#### [MATERIAL PROVIDED]
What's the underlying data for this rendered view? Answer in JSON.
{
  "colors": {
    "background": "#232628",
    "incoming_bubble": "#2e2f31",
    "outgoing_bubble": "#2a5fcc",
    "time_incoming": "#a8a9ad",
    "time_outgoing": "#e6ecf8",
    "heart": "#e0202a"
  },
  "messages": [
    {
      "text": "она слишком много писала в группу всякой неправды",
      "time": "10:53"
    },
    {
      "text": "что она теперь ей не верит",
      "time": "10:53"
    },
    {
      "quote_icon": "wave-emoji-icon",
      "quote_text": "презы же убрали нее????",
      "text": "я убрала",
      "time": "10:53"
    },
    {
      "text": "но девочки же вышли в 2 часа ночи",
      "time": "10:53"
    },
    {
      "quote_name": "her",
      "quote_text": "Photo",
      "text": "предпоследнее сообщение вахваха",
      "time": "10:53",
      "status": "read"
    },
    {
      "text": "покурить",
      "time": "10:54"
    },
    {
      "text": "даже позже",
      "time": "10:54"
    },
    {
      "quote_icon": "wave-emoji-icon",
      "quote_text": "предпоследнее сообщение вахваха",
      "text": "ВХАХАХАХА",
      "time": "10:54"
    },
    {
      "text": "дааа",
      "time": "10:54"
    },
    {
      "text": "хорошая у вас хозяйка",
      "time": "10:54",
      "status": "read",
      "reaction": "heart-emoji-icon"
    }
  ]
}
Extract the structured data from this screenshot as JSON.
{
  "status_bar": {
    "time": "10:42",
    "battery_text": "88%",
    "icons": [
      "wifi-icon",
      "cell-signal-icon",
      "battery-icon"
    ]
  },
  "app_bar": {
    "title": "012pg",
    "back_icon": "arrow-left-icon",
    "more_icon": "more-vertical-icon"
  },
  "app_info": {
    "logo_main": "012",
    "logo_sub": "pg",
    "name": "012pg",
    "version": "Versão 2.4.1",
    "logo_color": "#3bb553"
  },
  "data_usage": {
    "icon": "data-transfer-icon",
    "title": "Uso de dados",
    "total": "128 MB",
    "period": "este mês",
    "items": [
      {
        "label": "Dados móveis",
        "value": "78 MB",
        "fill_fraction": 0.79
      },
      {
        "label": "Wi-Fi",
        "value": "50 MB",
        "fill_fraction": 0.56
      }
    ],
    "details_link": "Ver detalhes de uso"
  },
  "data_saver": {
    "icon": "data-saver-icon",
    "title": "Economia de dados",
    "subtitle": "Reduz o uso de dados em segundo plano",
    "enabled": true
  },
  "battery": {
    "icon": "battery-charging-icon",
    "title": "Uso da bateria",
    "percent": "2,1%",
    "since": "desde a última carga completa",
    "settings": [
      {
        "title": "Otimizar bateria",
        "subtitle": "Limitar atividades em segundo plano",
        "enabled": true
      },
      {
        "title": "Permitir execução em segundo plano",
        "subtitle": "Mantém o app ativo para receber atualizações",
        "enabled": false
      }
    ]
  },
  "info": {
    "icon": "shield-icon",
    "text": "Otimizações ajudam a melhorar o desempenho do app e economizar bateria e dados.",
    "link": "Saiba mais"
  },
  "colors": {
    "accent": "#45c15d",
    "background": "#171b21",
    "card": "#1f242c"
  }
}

#### [AIM OF THE EXERCISE]
Write out the entries above word for word.

#### [RESPONSE TO THE EXERCISE]
What's the underlying data for this rendered view? Answer in JSON.
{
  "colors": {
    "background": "#232628",
    "incoming_bubble": "#2e2f31",
    "outgoing_bubble": "#2a5fcc",
    "time_incoming": "#a8a9ad",
    "time_outgoing": "#e6ecf8",
    "heart": "#e0202a"
  },
  "messages": [
    {
      "text": "она слишком много писала в группу всякой неправды",
      "time": "10:53"
    },
    {
      "text": "что она теперь ей не верит",
      "time": "10:53"
    },
    {
      "quote_icon": "wave-emoji-icon",
      "quote_text": "презы же убрали нее????",
      "text": "я убрала",
      "time": "10:53"
    },
    {
      "text": "но девочки же вышли в 2 часа ночи",
      "time": "10:53"
    },
    {
      "quote_name": "her",
      "quote_text": "Photo",
      "text": "предпоследнее сообщение вахваха",
      "time": "10:53",
      "status": "read"
    },
    {
      "text": "покурить",
      "time": "10:54"
    },
    {
      "text": "даже позже",
      "time": "10:54"
    },
    {
      "quote_icon": "wave-emoji-icon",
      "quote_text": "предпоследнее сообщение вахваха",
      "text": "ВХАХАХАХА",
      "time": "10:54"
    },
    {
      "text": "дааа",
      "time": "10:54"
    },
    {
      "text": "хорошая у вас хозяйка",
      "time": "10:54",
      "status": "read",
      "reaction": "heart-emoji-icon"
    }
  ]
}
Extract the structured data from this screenshot as JSON.
{
  "status_bar": {
    "time": "10:42",
    "battery_text": "88%",
    "icons": [
      "wifi-icon",
      "cell-signal-icon",
      "battery-icon"
    ]
  },
  "app_bar": {
    "title": "012pg",
    "back_icon": "arrow-left-icon",
    "more_icon": "more-vertical-icon"
  },
  "app_info": {
    "logo_main": "012",
    "logo_sub": "pg",
    "name": "012pg",
    "version": "Versão 2.4.1",
    "logo_color": "#3bb553"
  },
  "data_usage": {
    "icon": "data-transfer-icon",
    "title": "Uso de dados",
    "total": "128 MB",
    "period": "este mês",
    "items": [
      {
        "label": "Dados móveis",
        "value": "78 MB",
        "fill_fraction": 0.79
      },
      {
        "label": "Wi-Fi",
        "value": "50 MB",
        "fill_fraction": 0.56
      }
    ],
    "details_link": "Ver detalhes de uso"
  },
  "data_saver": {
    "icon": "data-saver-icon",
    "title": "Economia de dados",
    "subtitle": "Reduz o uso de dados em segundo plano",
    "enabled": true
  },
  "battery": {
    "icon": "battery-charging-icon",
    "title": "Uso da bateria",
    "percent": "2,1%",
    "since": "desde a última carga completa",
    "settings": [
      {
        "title": "Otimizar bateria",
        "subtitle": "Limitar atividades em segundo plano",
        "enabled": true
      },
      {
        "title": "Permitir execução em segundo plano",
        "subtitle": "Mantém o app ativo para receber atualizações",
        "enabled": false
      }
    ]
  },
  "info": {
    "icon": "shield-icon",
    "text": "Otimizações ajudam a melhorar o desempenho do app e economizar bateria e dados.",
    "link": "Saiba mais"
  },
  "colors": {
    "accent": "#45c15d",
    "background": "#171b21",
    "card": "#1f242c"
  }
}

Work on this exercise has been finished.